#### EXERCISE INSTRUCTIONS
Extract the listing below by repeating every line of it exactly, leaving out the pictures.

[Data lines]
● ● ● ● ● ● ●

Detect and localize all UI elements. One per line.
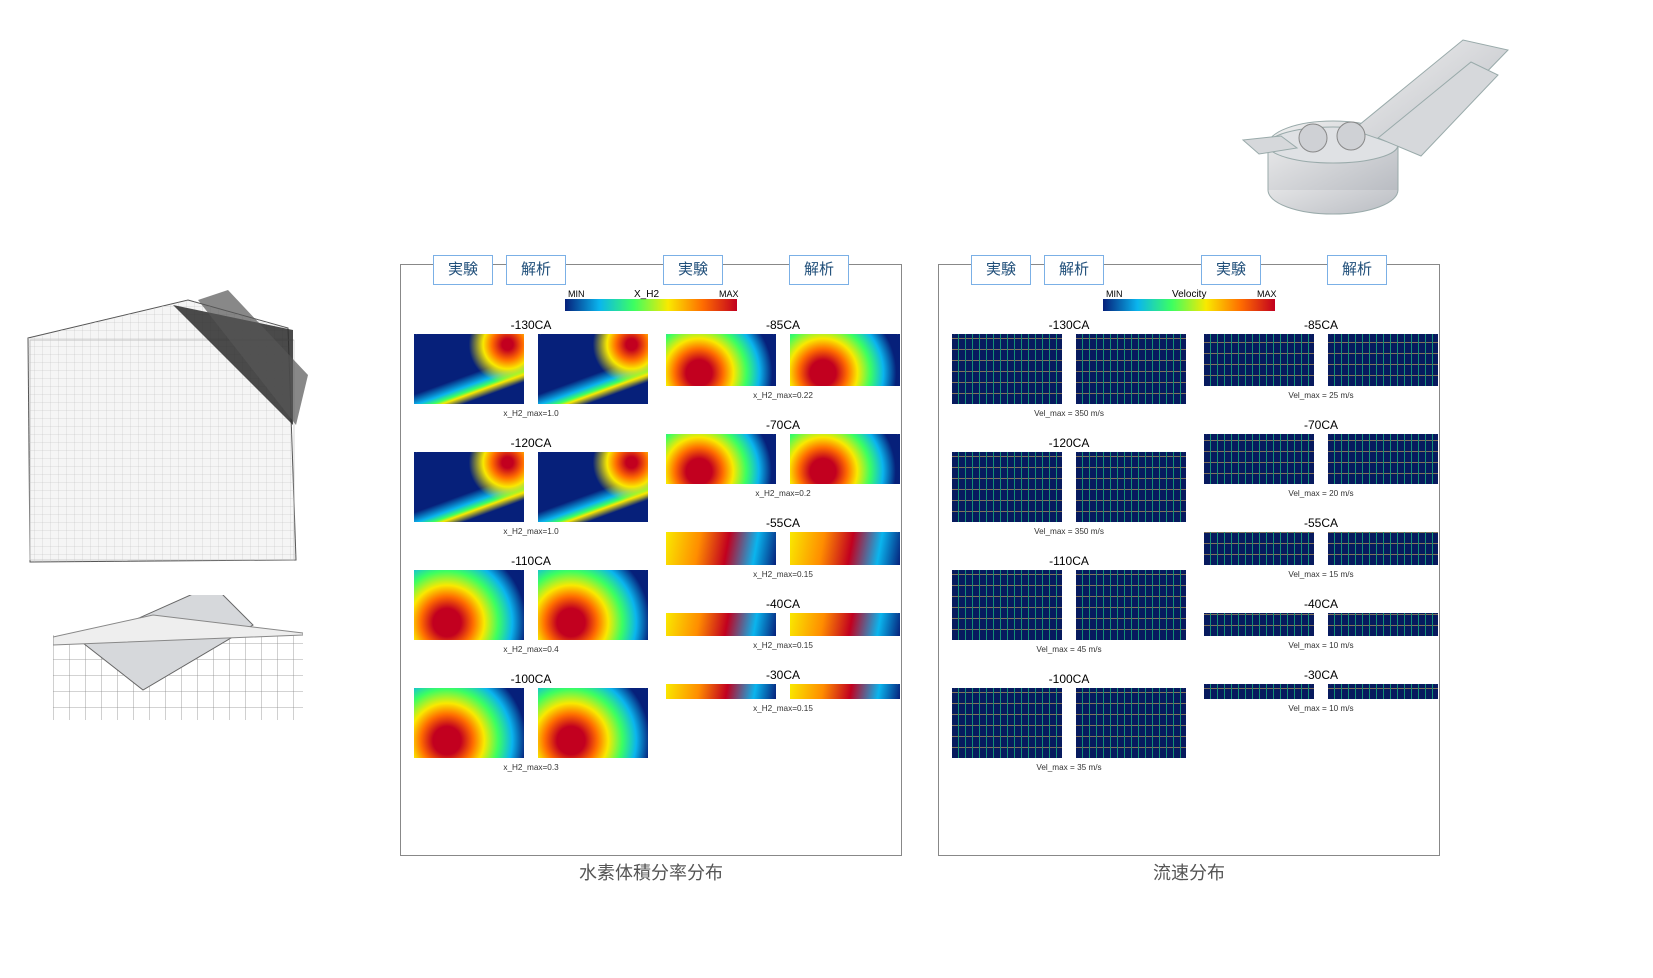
- contour-thumb: [1328, 532, 1438, 565]
- row-title: -120CA: [945, 436, 1193, 450]
- contour-thumb: [1328, 334, 1438, 386]
- row-caption: x_H2_max=0.22: [659, 391, 907, 400]
- row-caption: Vel_max = 350 m/s: [945, 527, 1193, 536]
- legend-label: X_H2: [634, 289, 659, 300]
- row-title: -30CA: [1197, 668, 1445, 682]
- row-caption: x_H2_max=0.15: [659, 704, 907, 713]
- row-caption: Vel_max = 20 m/s: [1197, 489, 1445, 498]
- contour-thumb: [1204, 684, 1314, 699]
- contour-thumb: [1328, 613, 1438, 636]
- legend-label: Velocity: [1172, 289, 1206, 300]
- contour-thumb: [1204, 434, 1314, 484]
- legend-max: MAX: [1257, 289, 1277, 299]
- contour-thumb: [666, 613, 776, 636]
- row-caption: x_H2_max=0.3: [407, 763, 655, 772]
- contour-thumb: [666, 532, 776, 565]
- contour-thumb: [1328, 434, 1438, 484]
- contour-thumb: [666, 684, 776, 699]
- row-title: -40CA: [659, 597, 907, 611]
- row-title: -120CA: [407, 436, 655, 450]
- legend-max: MAX: [719, 289, 739, 299]
- header-sim: 解析: [1327, 255, 1387, 285]
- contour-thumb: [538, 570, 648, 640]
- contour-thumb: [790, 684, 900, 699]
- row-caption: x_H2_max=1.0: [407, 527, 655, 536]
- legend-min: MIN: [568, 289, 585, 299]
- row-title: -110CA: [945, 554, 1193, 568]
- contour-thumb: [538, 452, 648, 522]
- port-3d-model: [1213, 20, 1523, 235]
- contour-thumb: [666, 434, 776, 484]
- contour-thumb: [1076, 688, 1186, 758]
- mesh-zoom-icon: [53, 595, 303, 720]
- contour-thumb: [414, 688, 524, 758]
- contour-thumb: [1076, 334, 1186, 404]
- contour-thumb: [1204, 532, 1314, 565]
- contour-thumb: [952, 452, 1062, 522]
- header-exp: 実験: [1201, 255, 1261, 285]
- contour-thumb: [538, 688, 648, 758]
- model-svg-icon: [1213, 20, 1523, 235]
- panel-subtitle: 水素体積分率分布: [401, 859, 901, 885]
- row-caption: Vel_max = 10 m/s: [1197, 704, 1445, 713]
- row-title: -40CA: [1197, 597, 1445, 611]
- mesh-figure: [18, 290, 313, 720]
- row-title: -70CA: [659, 418, 907, 432]
- row-title: -130CA: [945, 318, 1193, 332]
- row-title: -85CA: [1197, 318, 1445, 332]
- row-title: -70CA: [1197, 418, 1445, 432]
- header-sim: 解析: [789, 255, 849, 285]
- row-caption: x_H2_max=0.15: [659, 641, 907, 650]
- row-title: -100CA: [945, 672, 1193, 686]
- contour-thumb: [790, 434, 900, 484]
- contour-thumb: [1328, 684, 1438, 699]
- row-title: -130CA: [407, 318, 655, 332]
- contour-thumb: [414, 334, 524, 404]
- contour-thumb: [414, 452, 524, 522]
- header-exp: 実験: [433, 255, 493, 285]
- header-exp: 実験: [971, 255, 1031, 285]
- contour-thumb: [790, 613, 900, 636]
- row-caption: x_H2_max=1.0: [407, 409, 655, 418]
- legend-min: MIN: [1106, 289, 1123, 299]
- row-caption: Vel_max = 15 m/s: [1197, 570, 1445, 579]
- row-title: -85CA: [659, 318, 907, 332]
- row-caption: Vel_max = 35 m/s: [945, 763, 1193, 772]
- contour-thumb: [1076, 570, 1186, 640]
- row-caption: Vel_max = 10 m/s: [1197, 641, 1445, 650]
- panel-h2-fraction: 実験 解析 実験 解析 MIN X_H2 MAX -130CAx_H2_max=…: [400, 264, 902, 856]
- contour-thumb: [666, 334, 776, 386]
- contour-thumb: [952, 688, 1062, 758]
- contour-thumb: [952, 334, 1062, 404]
- mesh-big-icon: [18, 290, 313, 585]
- panel-velocity: 実験 解析 実験 解析 MIN Velocity MAX -130CAVel_m…: [938, 264, 1440, 856]
- panel-subtitle: 流速分布: [939, 859, 1439, 885]
- colorbar-h2: [565, 299, 737, 311]
- colorbar-vel: [1103, 299, 1275, 311]
- contour-thumb: [952, 570, 1062, 640]
- row-caption: x_H2_max=0.15: [659, 570, 907, 579]
- contour-thumb: [538, 334, 648, 404]
- contour-thumb: [1204, 334, 1314, 386]
- contour-thumb: [790, 532, 900, 565]
- row-title: -55CA: [659, 516, 907, 530]
- row-caption: Vel_max = 350 m/s: [945, 409, 1193, 418]
- contour-thumb: [1076, 452, 1186, 522]
- contour-thumb: [414, 570, 524, 640]
- row-title: -30CA: [659, 668, 907, 682]
- row-caption: Vel_max = 25 m/s: [1197, 391, 1445, 400]
- header-sim: 解析: [1044, 255, 1104, 285]
- contour-thumb: [790, 334, 900, 386]
- row-caption: x_H2_max=0.2: [659, 489, 907, 498]
- contour-thumb: [1204, 613, 1314, 636]
- row-title: -100CA: [407, 672, 655, 686]
- header-sim: 解析: [506, 255, 566, 285]
- row-caption: Vel_max = 45 m/s: [945, 645, 1193, 654]
- row-title: -110CA: [407, 554, 655, 568]
- row-caption: x_H2_max=0.4: [407, 645, 655, 654]
- header-exp: 実験: [663, 255, 723, 285]
- row-title: -55CA: [1197, 516, 1445, 530]
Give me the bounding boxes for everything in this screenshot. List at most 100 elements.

● ● ● ● ● ● ●

#### RESULT OF THE TASK
Detect and localize all UI elements. One per line.
- contour-thumb: [1328, 532, 1438, 565]
- row-title: -120CA: [945, 436, 1193, 450]
- contour-thumb: [1328, 334, 1438, 386]
- row-caption: x_H2_max=0.22: [659, 391, 907, 400]
- row-caption: Vel_max = 350 m/s: [945, 527, 1193, 536]
- legend-label: X_H2: [634, 289, 659, 300]
- row-title: -30CA: [1197, 668, 1445, 682]
- row-caption: x_H2_max=0.15: [659, 704, 907, 713]
- row-caption: Vel_max = 20 m/s: [1197, 489, 1445, 498]
- contour-thumb: [1204, 684, 1314, 699]
- contour-thumb: [1328, 613, 1438, 636]
- legend-label: Velocity: [1172, 289, 1206, 300]
- contour-thumb: [1204, 434, 1314, 484]
- legend-max: MAX: [1257, 289, 1277, 299]
- contour-thumb: [666, 613, 776, 636]
- row-caption: x_H2_max=0.3: [407, 763, 655, 772]
- contour-thumb: [666, 532, 776, 565]
- contour-thumb: [1328, 434, 1438, 484]
- contour-thumb: [666, 684, 776, 699]
- row-title: -40CA: [659, 597, 907, 611]
- row-title: -120CA: [407, 436, 655, 450]
- legend-max: MAX: [719, 289, 739, 299]
- header-sim: 解析: [1327, 255, 1387, 285]
- contour-thumb: [538, 570, 648, 640]
- contour-thumb: [790, 684, 900, 699]
- row-caption: x_H2_max=1.0: [407, 527, 655, 536]
- legend-min: MIN: [568, 289, 585, 299]
- row-title: -110CA: [945, 554, 1193, 568]
- contour-thumb: [538, 452, 648, 522]
- port-3d-model: [1213, 20, 1523, 235]
- contour-thumb: [666, 434, 776, 484]
- contour-thumb: [1076, 688, 1186, 758]
- mesh-zoom-icon: [53, 595, 303, 720]
- contour-thumb: [414, 688, 524, 758]
- contour-thumb: [1076, 334, 1186, 404]
- contour-thumb: [1204, 532, 1314, 565]
- contour-thumb: [952, 452, 1062, 522]
- header-exp: 実験: [1201, 255, 1261, 285]
- contour-thumb: [538, 688, 648, 758]
- model-svg-icon: [1213, 20, 1523, 235]
- panel-subtitle: 水素体積分率分布: [401, 859, 901, 885]
- row-caption: Vel_max = 10 m/s: [1197, 704, 1445, 713]
- row-title: -40CA: [1197, 597, 1445, 611]
- mesh-figure: [18, 290, 313, 720]
- row-title: -70CA: [659, 418, 907, 432]
- row-title: -130CA: [945, 318, 1193, 332]
- row-title: -85CA: [1197, 318, 1445, 332]
- row-title: -70CA: [1197, 418, 1445, 432]
- header-sim: 解析: [789, 255, 849, 285]
- row-caption: x_H2_max=0.15: [659, 641, 907, 650]
- row-title: -100CA: [945, 672, 1193, 686]
- contour-thumb: [790, 434, 900, 484]
- contour-thumb: [1328, 684, 1438, 699]
- row-title: -130CA: [407, 318, 655, 332]
- contour-thumb: [414, 334, 524, 404]
- contour-thumb: [414, 452, 524, 522]
- header-exp: 実験: [433, 255, 493, 285]
- header-exp: 実験: [971, 255, 1031, 285]
- contour-thumb: [790, 613, 900, 636]
- row-caption: x_H2_max=1.0: [407, 409, 655, 418]
- legend-min: MIN: [1106, 289, 1123, 299]
- row-caption: Vel_max = 15 m/s: [1197, 570, 1445, 579]
- row-title: -85CA: [659, 318, 907, 332]
- row-caption: Vel_max = 35 m/s: [945, 763, 1193, 772]
- contour-thumb: [1076, 570, 1186, 640]
- row-caption: Vel_max = 10 m/s: [1197, 641, 1445, 650]
- panel-h2-fraction: 実験 解析 実験 解析 MIN X_H2 MAX -130CAx_H2_max=…: [400, 264, 902, 856]
- contour-thumb: [666, 334, 776, 386]
- contour-thumb: [952, 688, 1062, 758]
- contour-thumb: [952, 334, 1062, 404]
- mesh-big-icon: [18, 290, 313, 585]
- panel-velocity: 実験 解析 実験 解析 MIN Velocity MAX -130CAVel_m…: [938, 264, 1440, 856]
- panel-subtitle: 流速分布: [939, 859, 1439, 885]
- colorbar-h2: [565, 299, 737, 311]
- colorbar-vel: [1103, 299, 1275, 311]
- contour-thumb: [952, 570, 1062, 640]
- row-caption: x_H2_max=0.15: [659, 570, 907, 579]
- contour-thumb: [538, 334, 648, 404]
- contour-thumb: [1204, 334, 1314, 386]
- contour-thumb: [790, 532, 900, 565]
- row-title: -55CA: [659, 516, 907, 530]
- row-caption: Vel_max = 350 m/s: [945, 409, 1193, 418]
- contour-thumb: [1076, 452, 1186, 522]
- contour-thumb: [414, 570, 524, 640]
- row-title: -30CA: [659, 668, 907, 682]
- row-caption: Vel_max = 25 m/s: [1197, 391, 1445, 400]
- header-sim: 解析: [1044, 255, 1104, 285]
- contour-thumb: [790, 334, 900, 386]
- row-caption: x_H2_max=0.2: [659, 489, 907, 498]
- contour-thumb: [1204, 613, 1314, 636]
- row-title: -100CA: [407, 672, 655, 686]
- header-sim: 解析: [506, 255, 566, 285]
- row-caption: Vel_max = 45 m/s: [945, 645, 1193, 654]
- row-title: -110CA: [407, 554, 655, 568]
- row-caption: x_H2_max=0.4: [407, 645, 655, 654]
- header-exp: 実験: [663, 255, 723, 285]
- row-title: -55CA: [1197, 516, 1445, 530]
Give me the bounding boxes for everything in this screenshot. List at most 100 elements.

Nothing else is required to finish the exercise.